Data records:
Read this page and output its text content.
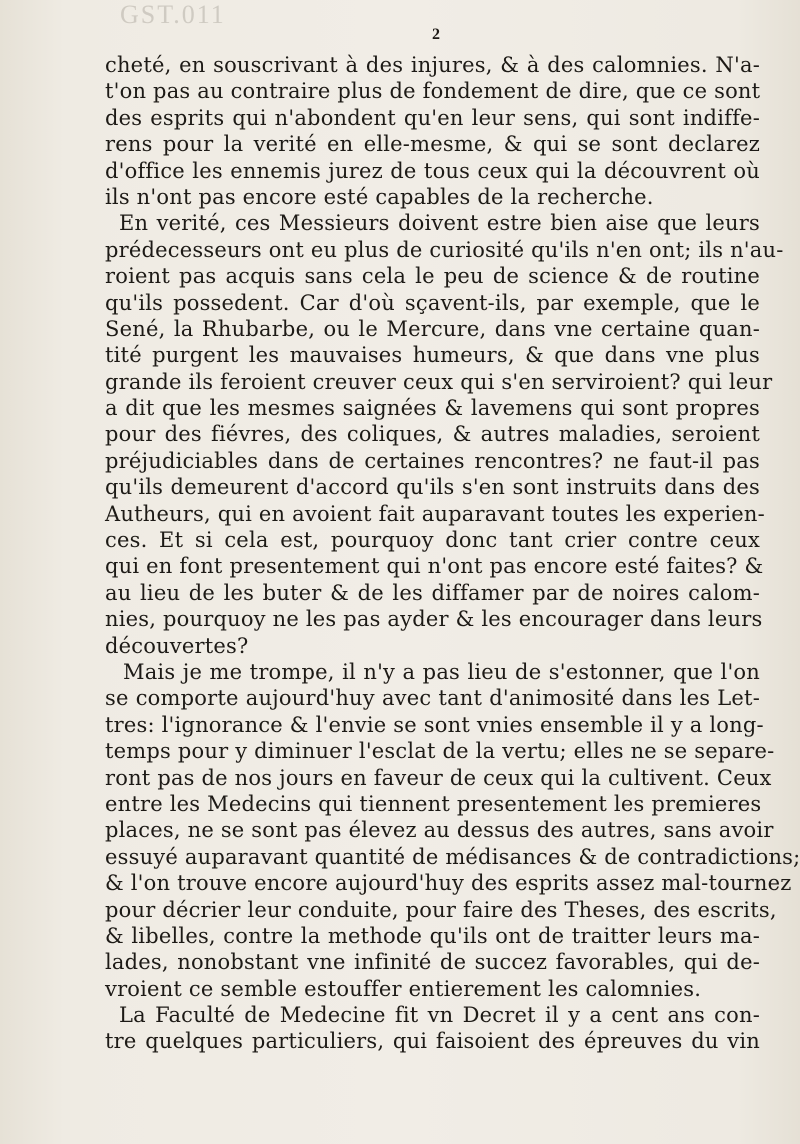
GST.011
2
cheté, en souscrivant à des injures, & à des calomnies. N'a-
t'on pas au contraire plus de fondement de dire, que ce sont
des esprits qui n'abondent qu'en leur sens, qui sont indiffe-
rens pour la verité en elle-mesme, & qui se sont declarez
d'office les ennemis jurez de tous ceux qui la découvrent où
ils n'ont pas encore esté capables de la recherche.
En verité, ces Messieurs doivent estre bien aise que leurs
prédecesseurs ont eu plus de curiosité qu'ils n'en ont; ils n'au-
roient pas acquis sans cela le peu de science & de routine
qu'ils possedent. Car d'où sçavent-ils, par exemple, que le
Sené, la Rhubarbe, ou le Mercure, dans vne certaine quan-
tité purgent les mauvaises humeurs, & que dans vne plus
grande ils feroient creuver ceux qui s'en serviroient? qui leur
a dit que les mesmes saignées & lavemens qui sont propres
pour des fiévres, des coliques, & autres maladies, seroient
préjudiciables dans de certaines rencontres? ne faut-il pas
qu'ils demeurent d'accord qu'ils s'en sont instruits dans des
Autheurs, qui en avoient fait auparavant toutes les experien-
ces. Et si cela est, pourquoy donc tant crier contre ceux
qui en font presentement qui n'ont pas encore esté faites? &
au lieu de les buter & de les diffamer par de noires calom-
nies, pourquoy ne les pas ayder & les encourager dans leurs
découvertes?
Mais je me trompe, il n'y a pas lieu de s'estonner, que l'on
se comporte aujourd'huy avec tant d'animosité dans les Let-
tres: l'ignorance & l'envie se sont vnies ensemble il y a long-
temps pour y diminuer l'esclat de la vertu; elles ne se separe-
ront pas de nos jours en faveur de ceux qui la cultivent. Ceux
entre les Medecins qui tiennent presentement les premieres
places, ne se sont pas élevez au dessus des autres, sans avoir
essuyé auparavant quantité de médisances & de contradictions;
& l'on trouve encore aujourd'huy des esprits assez mal-tournez
pour décrier leur conduite, pour faire des Theses, des escrits,
& libelles, contre la methode qu'ils ont de traitter leurs ma-
lades, nonobstant vne infinité de succez favorables, qui de-
vroient ce semble estouffer entierement les calomnies.
La Faculté de Medecine fit vn Decret il y a cent ans con-
tre quelques particuliers, qui faisoient des épreuves du vin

**Stated problem**:
Go through the records and show every line with the string "aujourd" in it.

**Response below**:
se comporte aujourd'huy avec tant d'animosité dans les Let-
& l'on trouve encore aujourd'huy des esprits assez mal-tournez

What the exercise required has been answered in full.